**Task description**
Copy each line of the entries that contains the word "image".

**Supplied records**

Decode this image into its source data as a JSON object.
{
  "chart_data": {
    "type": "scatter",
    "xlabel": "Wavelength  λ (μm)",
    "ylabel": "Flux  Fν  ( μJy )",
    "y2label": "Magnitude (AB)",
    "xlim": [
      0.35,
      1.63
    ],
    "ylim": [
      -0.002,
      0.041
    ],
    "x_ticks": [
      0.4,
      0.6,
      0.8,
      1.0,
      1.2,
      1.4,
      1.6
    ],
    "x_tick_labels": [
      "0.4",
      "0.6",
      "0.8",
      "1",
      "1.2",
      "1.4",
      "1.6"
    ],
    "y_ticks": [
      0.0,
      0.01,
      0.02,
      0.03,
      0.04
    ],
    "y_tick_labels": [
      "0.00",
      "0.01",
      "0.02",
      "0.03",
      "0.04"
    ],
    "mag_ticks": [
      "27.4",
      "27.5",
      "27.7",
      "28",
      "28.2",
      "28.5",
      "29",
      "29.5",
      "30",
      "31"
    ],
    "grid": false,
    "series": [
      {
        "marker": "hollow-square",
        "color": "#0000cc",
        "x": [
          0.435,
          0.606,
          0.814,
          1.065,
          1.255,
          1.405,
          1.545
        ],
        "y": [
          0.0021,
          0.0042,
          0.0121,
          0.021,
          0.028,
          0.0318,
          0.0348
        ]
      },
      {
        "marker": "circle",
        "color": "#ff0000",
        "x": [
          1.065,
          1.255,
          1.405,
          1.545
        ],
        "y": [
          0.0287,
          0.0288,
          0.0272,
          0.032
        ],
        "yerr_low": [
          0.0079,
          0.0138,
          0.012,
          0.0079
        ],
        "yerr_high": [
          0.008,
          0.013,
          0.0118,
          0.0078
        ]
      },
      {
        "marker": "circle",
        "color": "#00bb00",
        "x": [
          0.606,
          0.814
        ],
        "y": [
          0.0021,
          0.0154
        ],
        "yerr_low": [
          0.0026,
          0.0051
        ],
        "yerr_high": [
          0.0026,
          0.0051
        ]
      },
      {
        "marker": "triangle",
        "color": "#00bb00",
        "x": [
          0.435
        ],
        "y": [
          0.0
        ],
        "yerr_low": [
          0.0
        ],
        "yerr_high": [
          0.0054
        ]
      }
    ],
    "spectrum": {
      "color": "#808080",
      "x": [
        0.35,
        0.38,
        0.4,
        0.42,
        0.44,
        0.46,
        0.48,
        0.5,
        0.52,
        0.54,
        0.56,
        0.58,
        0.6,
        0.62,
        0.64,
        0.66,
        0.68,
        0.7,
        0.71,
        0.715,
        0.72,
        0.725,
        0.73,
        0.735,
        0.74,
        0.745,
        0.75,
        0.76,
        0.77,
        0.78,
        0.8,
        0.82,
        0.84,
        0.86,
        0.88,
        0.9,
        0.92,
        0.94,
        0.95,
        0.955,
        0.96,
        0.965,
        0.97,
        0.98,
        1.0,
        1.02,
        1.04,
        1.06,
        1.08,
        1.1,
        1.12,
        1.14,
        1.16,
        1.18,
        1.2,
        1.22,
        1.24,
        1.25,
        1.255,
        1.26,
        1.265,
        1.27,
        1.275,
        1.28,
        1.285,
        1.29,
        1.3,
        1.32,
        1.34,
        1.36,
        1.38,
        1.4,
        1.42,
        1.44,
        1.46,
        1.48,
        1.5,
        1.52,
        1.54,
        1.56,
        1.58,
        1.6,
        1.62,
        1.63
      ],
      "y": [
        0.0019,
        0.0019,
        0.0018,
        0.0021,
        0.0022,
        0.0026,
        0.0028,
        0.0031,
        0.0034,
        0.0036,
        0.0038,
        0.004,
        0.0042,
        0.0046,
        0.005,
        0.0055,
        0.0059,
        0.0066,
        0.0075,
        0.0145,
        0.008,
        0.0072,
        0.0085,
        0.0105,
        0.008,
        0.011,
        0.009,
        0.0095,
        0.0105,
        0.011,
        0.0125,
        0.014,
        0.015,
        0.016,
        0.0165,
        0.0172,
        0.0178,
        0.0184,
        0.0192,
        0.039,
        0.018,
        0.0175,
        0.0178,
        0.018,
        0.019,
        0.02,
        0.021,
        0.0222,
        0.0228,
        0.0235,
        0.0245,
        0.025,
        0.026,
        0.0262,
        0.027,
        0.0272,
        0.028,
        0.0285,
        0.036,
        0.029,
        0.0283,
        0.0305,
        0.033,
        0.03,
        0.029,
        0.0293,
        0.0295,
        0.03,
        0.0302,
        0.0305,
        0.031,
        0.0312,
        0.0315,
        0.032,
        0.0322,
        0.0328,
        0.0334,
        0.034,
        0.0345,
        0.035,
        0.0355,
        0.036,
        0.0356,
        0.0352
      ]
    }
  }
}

* * *

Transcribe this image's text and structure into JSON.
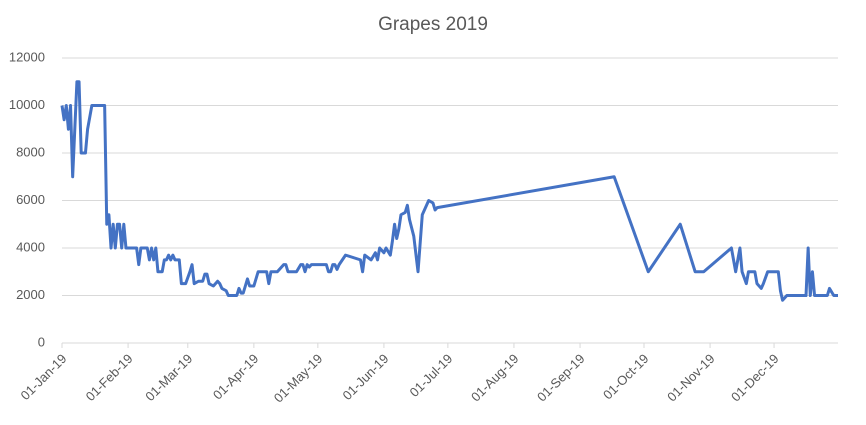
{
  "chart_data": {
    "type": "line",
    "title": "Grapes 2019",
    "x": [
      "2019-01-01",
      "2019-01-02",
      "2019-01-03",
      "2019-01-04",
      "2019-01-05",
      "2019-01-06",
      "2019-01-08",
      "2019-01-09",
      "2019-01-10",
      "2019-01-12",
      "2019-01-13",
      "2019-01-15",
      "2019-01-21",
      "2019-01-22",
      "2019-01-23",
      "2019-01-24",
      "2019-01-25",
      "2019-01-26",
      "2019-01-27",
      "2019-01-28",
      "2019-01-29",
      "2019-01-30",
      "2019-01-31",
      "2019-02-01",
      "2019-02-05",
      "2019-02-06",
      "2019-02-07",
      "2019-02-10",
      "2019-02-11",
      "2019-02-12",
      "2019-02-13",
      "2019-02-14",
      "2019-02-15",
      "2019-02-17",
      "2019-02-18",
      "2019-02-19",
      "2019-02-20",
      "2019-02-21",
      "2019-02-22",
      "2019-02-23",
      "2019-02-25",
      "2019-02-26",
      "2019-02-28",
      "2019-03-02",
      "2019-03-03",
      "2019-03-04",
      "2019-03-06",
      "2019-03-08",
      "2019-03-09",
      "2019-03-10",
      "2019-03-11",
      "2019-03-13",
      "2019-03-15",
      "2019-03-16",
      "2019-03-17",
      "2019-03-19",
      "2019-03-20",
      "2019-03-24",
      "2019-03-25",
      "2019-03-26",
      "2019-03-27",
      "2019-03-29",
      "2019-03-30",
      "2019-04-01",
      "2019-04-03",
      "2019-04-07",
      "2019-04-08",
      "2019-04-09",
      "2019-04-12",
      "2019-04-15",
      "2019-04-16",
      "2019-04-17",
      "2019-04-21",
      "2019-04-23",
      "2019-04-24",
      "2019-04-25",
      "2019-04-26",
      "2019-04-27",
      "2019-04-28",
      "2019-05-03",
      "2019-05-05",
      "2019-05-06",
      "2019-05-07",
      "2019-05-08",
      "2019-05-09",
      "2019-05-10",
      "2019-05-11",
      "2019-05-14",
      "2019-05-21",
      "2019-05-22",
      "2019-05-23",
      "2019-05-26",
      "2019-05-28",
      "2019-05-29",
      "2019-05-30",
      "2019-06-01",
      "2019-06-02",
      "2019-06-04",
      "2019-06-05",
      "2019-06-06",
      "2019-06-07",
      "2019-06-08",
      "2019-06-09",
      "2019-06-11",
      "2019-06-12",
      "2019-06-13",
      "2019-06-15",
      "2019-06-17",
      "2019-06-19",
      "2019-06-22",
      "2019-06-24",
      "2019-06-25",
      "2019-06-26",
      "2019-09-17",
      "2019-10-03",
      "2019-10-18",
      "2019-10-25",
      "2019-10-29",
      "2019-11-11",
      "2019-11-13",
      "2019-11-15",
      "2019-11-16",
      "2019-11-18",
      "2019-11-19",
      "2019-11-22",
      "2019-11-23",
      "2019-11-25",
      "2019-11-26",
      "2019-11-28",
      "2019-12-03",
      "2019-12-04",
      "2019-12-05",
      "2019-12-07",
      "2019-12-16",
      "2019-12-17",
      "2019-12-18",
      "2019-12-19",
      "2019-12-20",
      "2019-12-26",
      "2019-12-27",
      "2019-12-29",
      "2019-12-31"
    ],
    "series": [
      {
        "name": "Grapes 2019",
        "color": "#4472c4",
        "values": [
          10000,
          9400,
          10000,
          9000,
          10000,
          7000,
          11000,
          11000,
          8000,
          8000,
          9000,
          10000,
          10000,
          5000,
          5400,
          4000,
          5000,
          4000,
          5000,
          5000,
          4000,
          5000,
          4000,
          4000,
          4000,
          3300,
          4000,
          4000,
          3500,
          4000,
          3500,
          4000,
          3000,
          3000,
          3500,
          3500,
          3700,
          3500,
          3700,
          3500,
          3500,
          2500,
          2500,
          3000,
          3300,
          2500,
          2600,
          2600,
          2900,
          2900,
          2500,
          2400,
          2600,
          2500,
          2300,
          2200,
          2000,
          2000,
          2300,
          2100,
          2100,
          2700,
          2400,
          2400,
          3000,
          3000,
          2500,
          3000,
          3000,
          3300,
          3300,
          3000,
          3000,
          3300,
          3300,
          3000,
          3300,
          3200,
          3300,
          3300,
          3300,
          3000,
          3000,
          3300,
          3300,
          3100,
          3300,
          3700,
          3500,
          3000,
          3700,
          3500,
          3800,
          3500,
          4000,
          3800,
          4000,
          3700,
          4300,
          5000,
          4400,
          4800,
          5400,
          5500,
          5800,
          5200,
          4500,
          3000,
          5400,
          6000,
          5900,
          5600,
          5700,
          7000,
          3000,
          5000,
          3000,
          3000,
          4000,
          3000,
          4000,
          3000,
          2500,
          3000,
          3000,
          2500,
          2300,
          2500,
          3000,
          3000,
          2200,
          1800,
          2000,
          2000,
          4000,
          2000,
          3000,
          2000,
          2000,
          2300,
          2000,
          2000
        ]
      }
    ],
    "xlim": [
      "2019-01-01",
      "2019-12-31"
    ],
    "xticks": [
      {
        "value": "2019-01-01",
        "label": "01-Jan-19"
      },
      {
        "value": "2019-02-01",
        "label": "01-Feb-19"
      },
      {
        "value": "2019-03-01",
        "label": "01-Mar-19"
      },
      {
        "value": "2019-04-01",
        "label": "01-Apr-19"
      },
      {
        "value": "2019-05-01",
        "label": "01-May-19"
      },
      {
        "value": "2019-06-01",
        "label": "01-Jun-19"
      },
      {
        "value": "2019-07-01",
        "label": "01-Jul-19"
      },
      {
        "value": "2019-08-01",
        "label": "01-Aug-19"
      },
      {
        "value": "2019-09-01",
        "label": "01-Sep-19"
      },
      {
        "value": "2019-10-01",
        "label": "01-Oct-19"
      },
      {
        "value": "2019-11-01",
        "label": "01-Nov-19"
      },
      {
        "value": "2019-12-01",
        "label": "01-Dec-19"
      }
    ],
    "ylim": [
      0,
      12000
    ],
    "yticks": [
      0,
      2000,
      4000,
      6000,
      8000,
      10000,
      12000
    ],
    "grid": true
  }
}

**In response**
Decode this image into its source data as a JSON object.
Transcribe this image's text and structure into JSON.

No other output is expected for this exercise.